(Dataset items)
## BEGIN
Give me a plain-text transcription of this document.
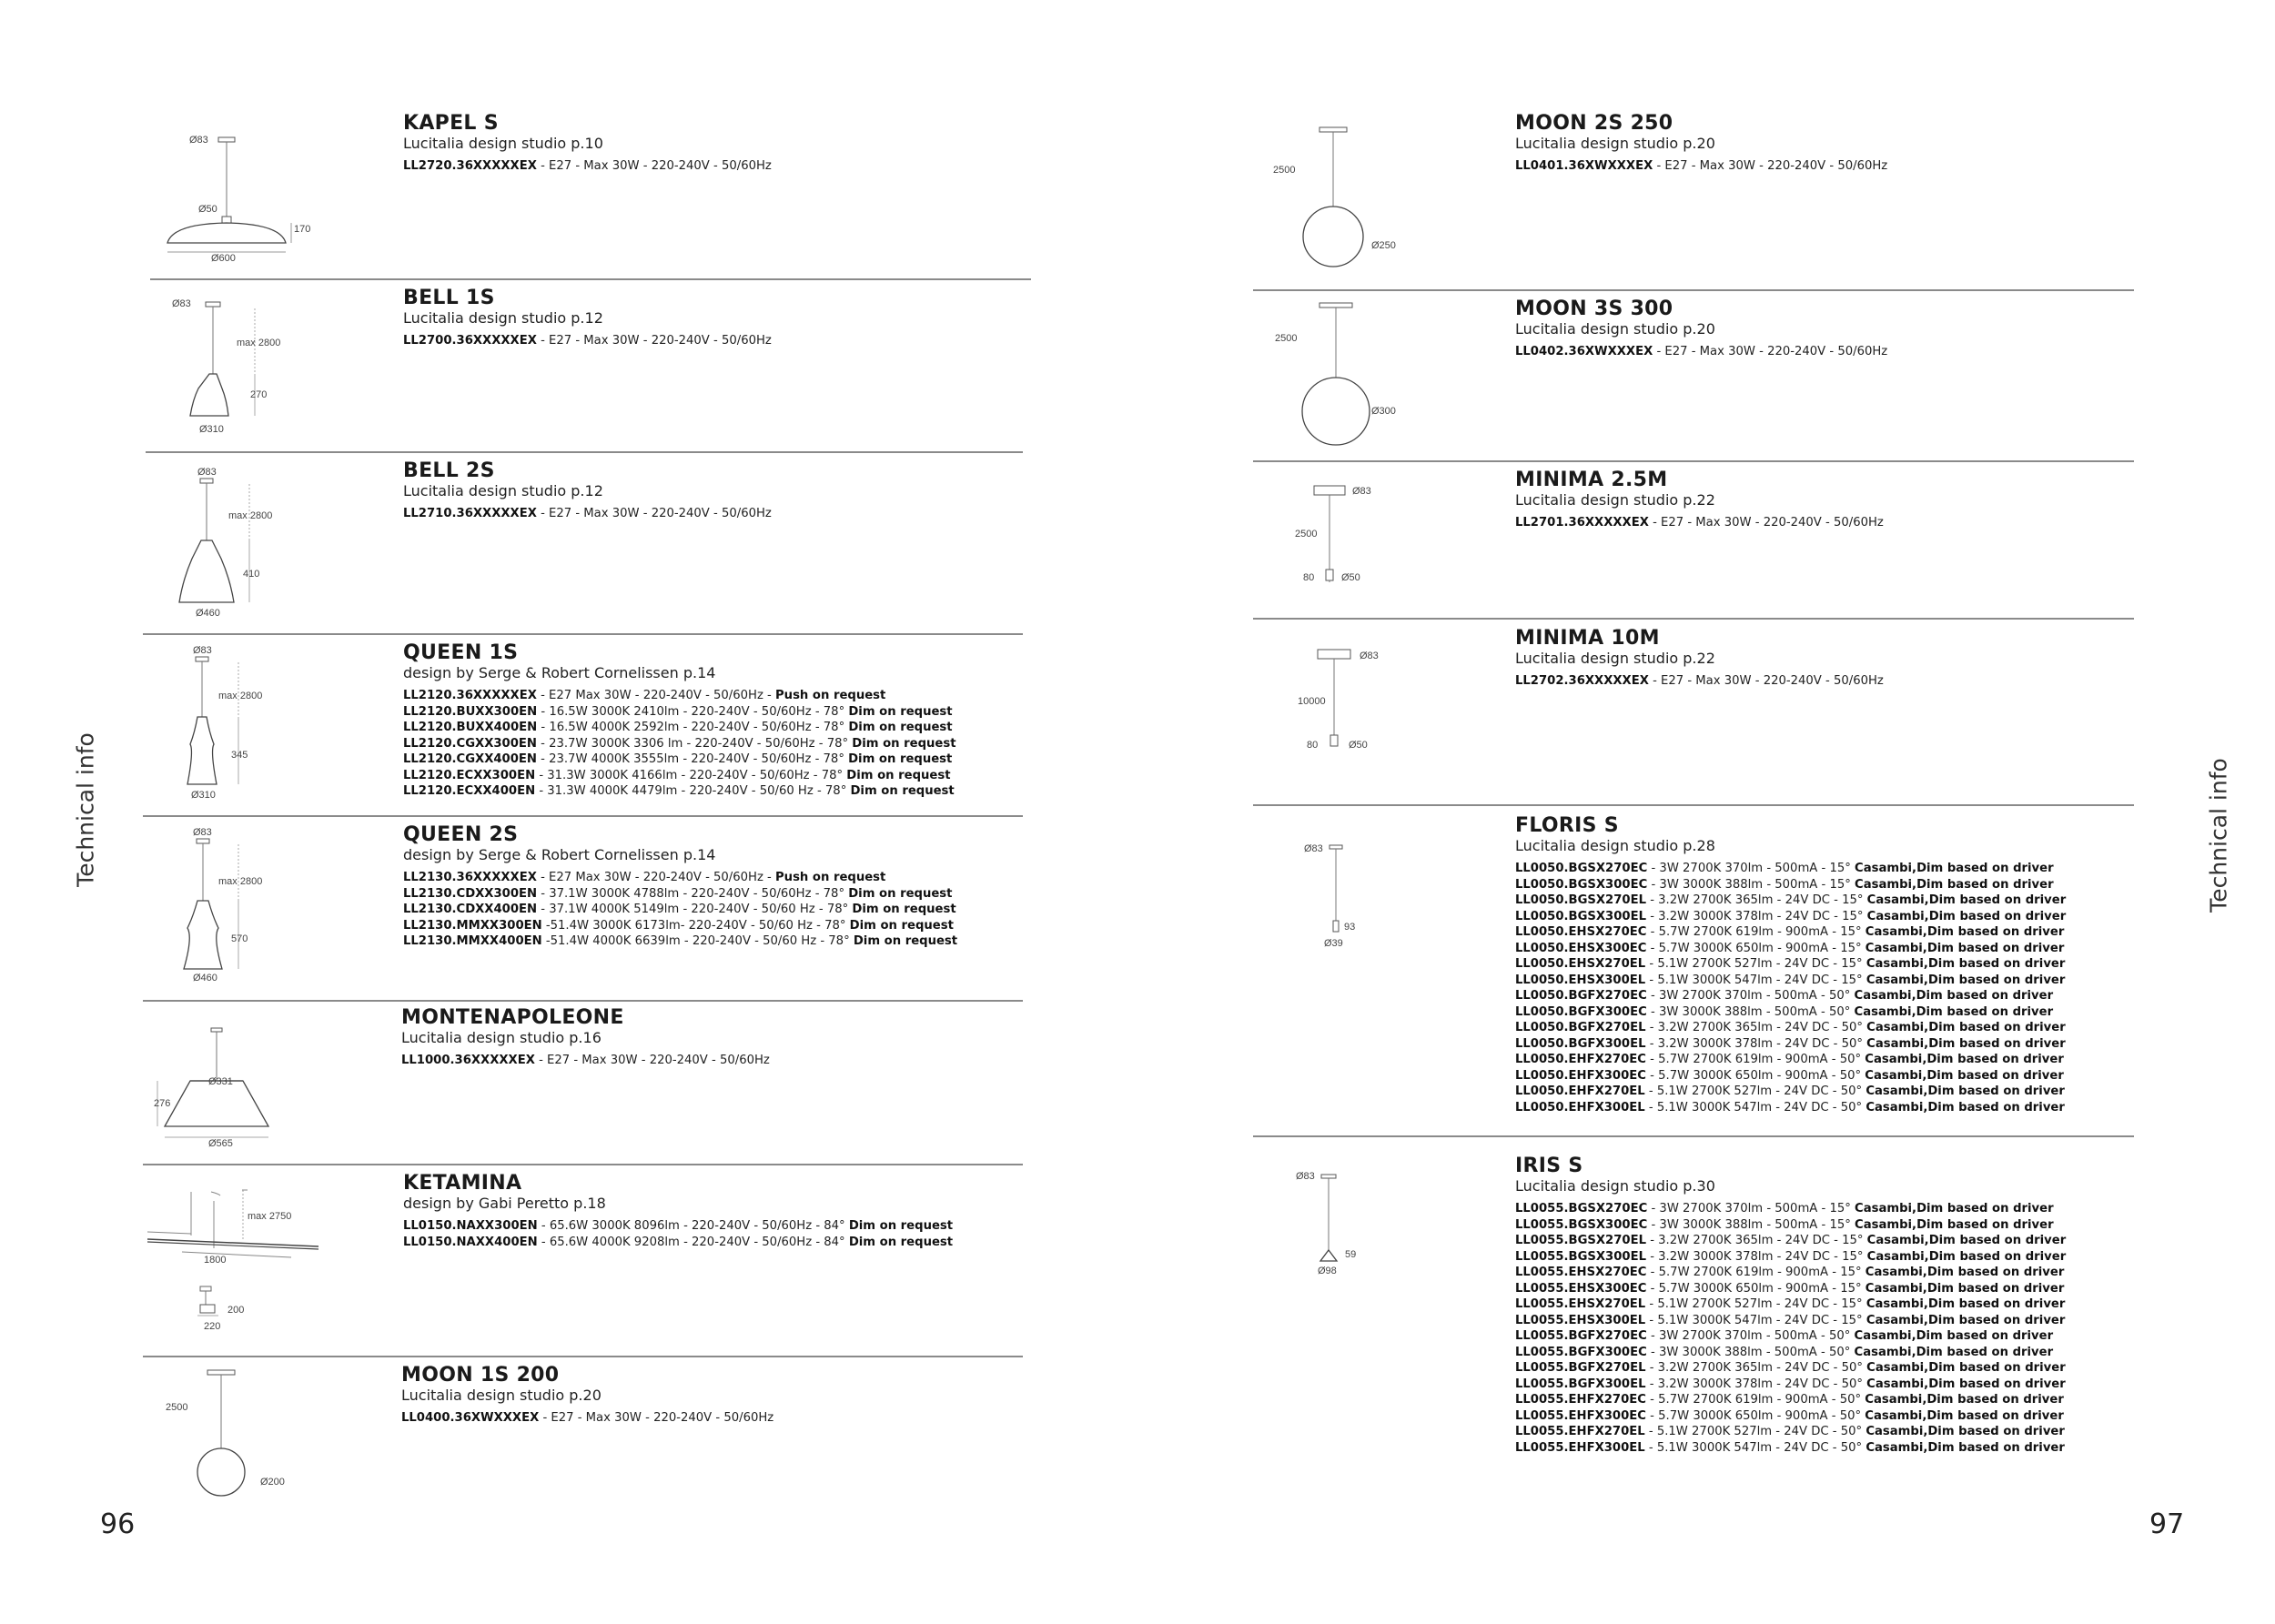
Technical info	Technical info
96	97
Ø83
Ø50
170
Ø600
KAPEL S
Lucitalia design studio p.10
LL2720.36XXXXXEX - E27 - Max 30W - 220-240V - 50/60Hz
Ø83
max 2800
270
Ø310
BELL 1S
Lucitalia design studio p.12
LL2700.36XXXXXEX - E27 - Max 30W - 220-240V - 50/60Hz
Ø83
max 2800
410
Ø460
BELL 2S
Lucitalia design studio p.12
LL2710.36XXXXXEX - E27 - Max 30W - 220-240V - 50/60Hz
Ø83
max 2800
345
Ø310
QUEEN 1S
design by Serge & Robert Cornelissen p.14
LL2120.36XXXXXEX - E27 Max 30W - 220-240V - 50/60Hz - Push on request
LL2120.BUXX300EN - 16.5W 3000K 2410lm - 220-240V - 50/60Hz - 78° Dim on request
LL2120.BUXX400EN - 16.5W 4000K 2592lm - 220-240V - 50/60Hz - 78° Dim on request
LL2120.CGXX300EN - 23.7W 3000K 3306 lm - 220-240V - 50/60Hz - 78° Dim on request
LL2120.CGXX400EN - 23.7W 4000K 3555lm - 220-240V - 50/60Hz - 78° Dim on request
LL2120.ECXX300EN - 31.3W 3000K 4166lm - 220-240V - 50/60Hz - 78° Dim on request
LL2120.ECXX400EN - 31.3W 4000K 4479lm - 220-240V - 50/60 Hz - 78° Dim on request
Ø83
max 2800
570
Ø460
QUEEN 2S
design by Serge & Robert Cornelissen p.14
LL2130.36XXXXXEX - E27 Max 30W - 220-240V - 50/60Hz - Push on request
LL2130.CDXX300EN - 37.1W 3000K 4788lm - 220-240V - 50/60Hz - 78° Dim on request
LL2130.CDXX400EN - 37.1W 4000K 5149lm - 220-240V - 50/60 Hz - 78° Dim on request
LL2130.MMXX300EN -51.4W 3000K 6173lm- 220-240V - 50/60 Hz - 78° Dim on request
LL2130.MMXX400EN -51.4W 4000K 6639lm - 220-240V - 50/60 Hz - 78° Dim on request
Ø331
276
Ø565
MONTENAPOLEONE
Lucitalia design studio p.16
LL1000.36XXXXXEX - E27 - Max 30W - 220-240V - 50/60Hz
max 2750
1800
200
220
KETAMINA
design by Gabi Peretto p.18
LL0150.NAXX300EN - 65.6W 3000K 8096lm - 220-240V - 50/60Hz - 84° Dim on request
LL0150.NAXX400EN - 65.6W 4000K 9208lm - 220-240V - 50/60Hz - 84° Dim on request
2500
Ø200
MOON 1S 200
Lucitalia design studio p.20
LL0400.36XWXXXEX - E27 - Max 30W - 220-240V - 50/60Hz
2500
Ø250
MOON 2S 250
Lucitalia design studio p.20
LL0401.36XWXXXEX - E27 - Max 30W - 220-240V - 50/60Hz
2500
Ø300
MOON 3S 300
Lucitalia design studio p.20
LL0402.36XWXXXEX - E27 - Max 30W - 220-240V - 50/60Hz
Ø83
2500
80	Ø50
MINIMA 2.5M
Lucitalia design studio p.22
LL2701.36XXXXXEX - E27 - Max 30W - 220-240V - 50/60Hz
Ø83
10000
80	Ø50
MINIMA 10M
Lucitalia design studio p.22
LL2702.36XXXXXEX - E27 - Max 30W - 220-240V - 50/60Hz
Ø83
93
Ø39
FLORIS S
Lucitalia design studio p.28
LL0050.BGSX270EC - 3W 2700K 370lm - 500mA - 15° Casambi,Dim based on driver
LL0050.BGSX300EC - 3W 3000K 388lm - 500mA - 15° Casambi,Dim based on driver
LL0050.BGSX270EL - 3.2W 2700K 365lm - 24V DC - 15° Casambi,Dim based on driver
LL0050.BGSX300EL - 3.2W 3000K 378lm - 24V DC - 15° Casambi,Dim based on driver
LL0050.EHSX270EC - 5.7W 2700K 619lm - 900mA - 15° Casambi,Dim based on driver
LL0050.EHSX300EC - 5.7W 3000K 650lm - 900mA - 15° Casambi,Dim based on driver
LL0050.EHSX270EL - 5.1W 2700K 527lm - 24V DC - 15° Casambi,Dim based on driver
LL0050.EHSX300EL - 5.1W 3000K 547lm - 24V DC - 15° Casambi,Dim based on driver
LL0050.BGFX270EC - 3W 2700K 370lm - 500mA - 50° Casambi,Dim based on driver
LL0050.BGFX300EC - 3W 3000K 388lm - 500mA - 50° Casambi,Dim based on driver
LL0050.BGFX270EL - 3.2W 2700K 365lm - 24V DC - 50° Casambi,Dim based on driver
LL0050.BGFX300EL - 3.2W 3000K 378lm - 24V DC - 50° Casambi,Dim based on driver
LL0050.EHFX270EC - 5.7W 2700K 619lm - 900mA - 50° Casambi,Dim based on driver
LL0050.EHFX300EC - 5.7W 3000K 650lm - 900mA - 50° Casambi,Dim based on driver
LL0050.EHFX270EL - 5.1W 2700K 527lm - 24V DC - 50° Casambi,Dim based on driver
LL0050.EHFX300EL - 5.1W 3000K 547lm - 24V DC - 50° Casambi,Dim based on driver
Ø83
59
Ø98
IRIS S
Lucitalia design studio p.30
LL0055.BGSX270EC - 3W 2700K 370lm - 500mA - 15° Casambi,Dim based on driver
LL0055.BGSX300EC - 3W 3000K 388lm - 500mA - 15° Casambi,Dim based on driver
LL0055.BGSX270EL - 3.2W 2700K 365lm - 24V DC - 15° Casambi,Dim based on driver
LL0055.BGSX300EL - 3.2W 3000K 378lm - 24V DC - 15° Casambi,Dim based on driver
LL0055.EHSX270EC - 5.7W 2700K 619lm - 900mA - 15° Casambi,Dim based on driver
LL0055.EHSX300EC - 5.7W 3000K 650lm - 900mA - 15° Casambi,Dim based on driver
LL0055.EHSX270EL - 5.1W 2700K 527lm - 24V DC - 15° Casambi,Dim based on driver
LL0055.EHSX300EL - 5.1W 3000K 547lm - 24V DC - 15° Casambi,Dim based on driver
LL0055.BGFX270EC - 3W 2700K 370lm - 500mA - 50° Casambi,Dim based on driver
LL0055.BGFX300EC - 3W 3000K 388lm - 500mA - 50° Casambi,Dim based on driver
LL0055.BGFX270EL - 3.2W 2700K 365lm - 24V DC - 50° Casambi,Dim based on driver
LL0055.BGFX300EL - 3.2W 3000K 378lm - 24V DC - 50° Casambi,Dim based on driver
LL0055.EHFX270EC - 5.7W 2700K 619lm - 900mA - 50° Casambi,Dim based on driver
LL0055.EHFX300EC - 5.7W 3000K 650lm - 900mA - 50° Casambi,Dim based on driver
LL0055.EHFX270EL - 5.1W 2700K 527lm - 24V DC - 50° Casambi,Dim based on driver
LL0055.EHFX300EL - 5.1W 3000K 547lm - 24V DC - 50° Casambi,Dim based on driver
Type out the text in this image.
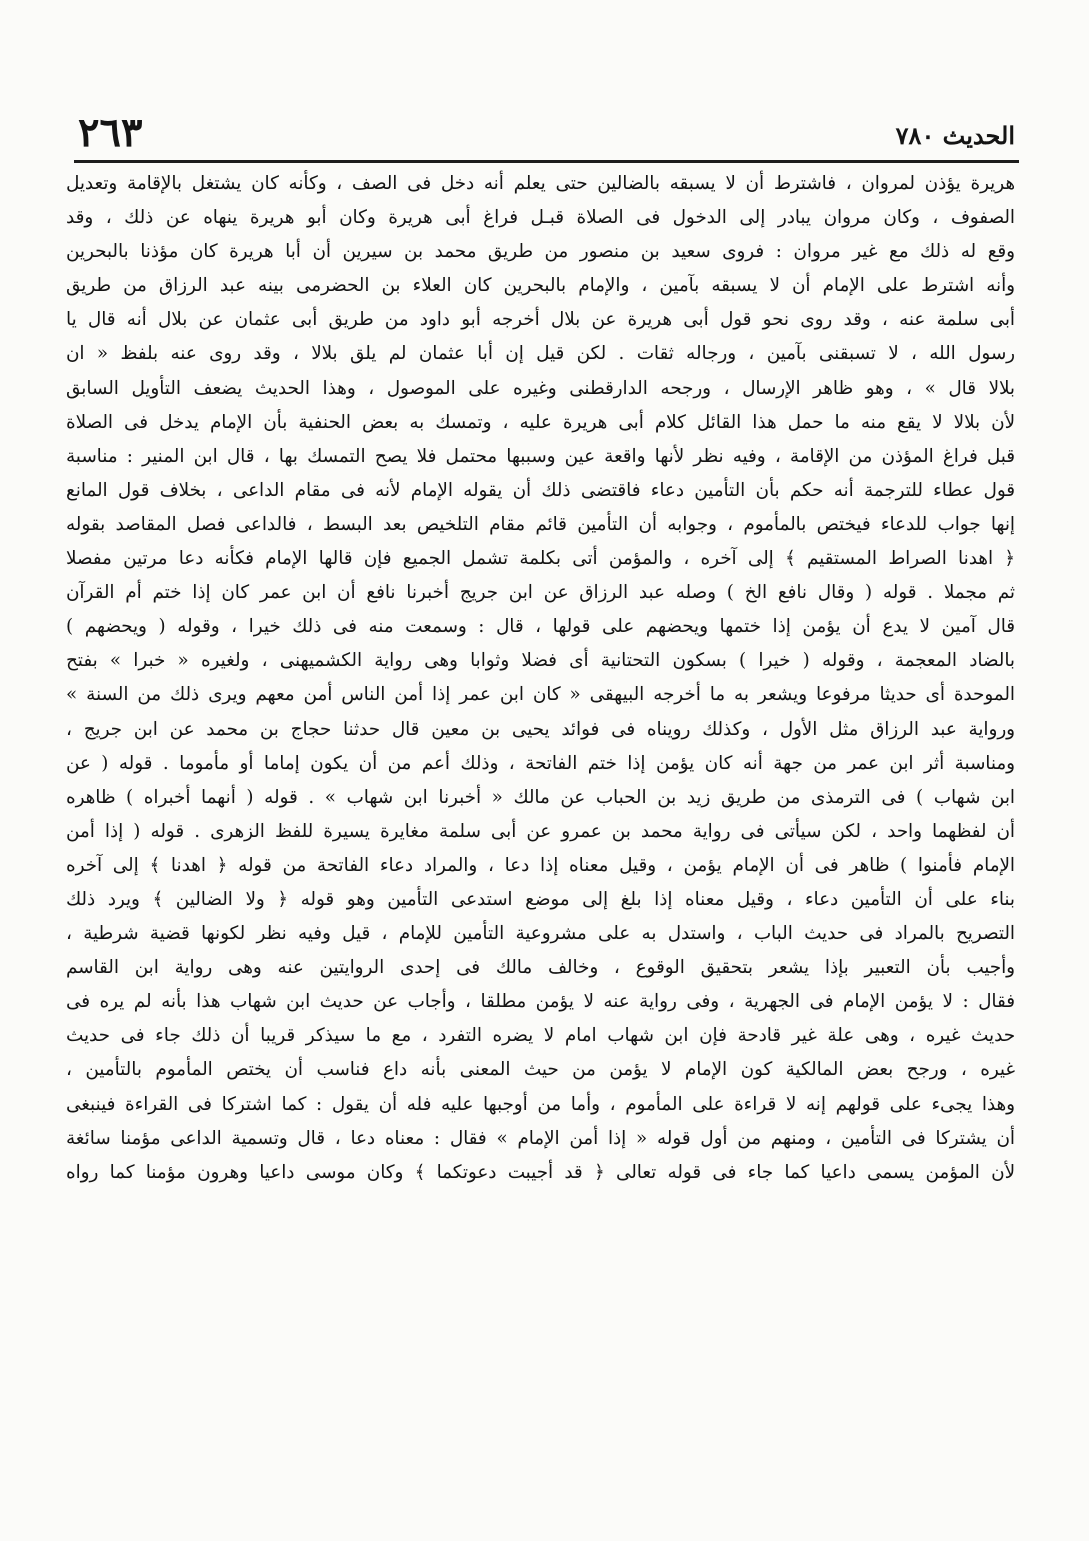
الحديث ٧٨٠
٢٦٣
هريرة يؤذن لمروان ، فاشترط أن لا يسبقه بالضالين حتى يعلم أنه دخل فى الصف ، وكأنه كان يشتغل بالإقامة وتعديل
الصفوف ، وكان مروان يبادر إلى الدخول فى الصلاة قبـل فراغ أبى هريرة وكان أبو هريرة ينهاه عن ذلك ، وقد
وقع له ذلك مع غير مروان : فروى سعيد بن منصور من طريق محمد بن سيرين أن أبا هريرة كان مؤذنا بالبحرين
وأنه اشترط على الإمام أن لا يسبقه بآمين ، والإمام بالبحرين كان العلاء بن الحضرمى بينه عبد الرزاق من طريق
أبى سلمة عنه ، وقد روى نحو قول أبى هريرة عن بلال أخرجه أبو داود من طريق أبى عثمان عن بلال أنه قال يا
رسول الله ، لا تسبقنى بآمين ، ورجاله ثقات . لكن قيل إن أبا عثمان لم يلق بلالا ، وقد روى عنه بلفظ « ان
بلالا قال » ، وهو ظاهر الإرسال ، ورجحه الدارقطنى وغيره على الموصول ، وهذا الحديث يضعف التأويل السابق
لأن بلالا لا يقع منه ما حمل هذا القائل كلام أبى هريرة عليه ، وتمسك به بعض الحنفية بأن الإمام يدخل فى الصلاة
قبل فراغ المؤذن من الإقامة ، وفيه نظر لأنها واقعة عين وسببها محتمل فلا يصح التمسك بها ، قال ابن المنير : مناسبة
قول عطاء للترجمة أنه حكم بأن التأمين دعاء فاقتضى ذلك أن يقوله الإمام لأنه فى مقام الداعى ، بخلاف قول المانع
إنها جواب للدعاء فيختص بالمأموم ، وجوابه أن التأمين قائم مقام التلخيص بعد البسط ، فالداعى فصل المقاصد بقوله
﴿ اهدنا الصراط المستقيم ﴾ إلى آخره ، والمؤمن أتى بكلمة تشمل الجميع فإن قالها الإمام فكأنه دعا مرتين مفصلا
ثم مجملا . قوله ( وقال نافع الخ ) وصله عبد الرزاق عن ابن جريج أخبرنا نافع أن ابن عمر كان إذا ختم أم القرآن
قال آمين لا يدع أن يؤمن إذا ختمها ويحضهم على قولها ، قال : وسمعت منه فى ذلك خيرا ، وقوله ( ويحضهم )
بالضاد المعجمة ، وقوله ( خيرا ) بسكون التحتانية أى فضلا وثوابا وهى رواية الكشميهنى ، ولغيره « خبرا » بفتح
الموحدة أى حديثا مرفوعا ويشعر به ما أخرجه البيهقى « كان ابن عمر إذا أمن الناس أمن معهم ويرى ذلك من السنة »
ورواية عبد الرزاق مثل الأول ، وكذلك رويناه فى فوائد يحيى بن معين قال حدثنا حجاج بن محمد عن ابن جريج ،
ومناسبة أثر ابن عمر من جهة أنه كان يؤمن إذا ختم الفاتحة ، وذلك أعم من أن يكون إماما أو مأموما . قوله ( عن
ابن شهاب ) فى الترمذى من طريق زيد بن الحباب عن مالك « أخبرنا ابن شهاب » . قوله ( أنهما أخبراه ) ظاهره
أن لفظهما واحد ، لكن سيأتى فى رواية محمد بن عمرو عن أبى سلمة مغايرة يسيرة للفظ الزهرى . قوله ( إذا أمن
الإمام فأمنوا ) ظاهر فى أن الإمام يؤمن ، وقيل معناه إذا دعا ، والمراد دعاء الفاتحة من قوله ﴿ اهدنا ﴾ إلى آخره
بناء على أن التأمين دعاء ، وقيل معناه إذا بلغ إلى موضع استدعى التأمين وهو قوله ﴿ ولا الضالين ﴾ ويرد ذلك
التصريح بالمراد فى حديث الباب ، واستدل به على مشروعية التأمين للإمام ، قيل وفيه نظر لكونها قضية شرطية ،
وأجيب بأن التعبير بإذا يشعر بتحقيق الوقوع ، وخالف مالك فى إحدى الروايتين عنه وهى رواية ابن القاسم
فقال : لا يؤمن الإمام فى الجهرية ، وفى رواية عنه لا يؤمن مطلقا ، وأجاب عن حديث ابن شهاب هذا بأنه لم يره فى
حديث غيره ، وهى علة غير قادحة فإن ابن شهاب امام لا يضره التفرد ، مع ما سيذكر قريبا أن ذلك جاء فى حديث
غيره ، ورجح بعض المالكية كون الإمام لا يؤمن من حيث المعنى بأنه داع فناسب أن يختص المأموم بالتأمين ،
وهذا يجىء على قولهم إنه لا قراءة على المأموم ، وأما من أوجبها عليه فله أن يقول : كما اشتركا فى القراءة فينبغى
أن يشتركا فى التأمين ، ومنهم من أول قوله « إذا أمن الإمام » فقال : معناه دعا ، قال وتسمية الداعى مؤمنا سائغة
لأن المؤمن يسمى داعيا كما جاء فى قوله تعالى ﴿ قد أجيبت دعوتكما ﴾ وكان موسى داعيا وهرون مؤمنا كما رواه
## END
*Exercise:* Go over the records above line by line and count those holding the word "وكان". Reply only with the number.

*Task output:* 2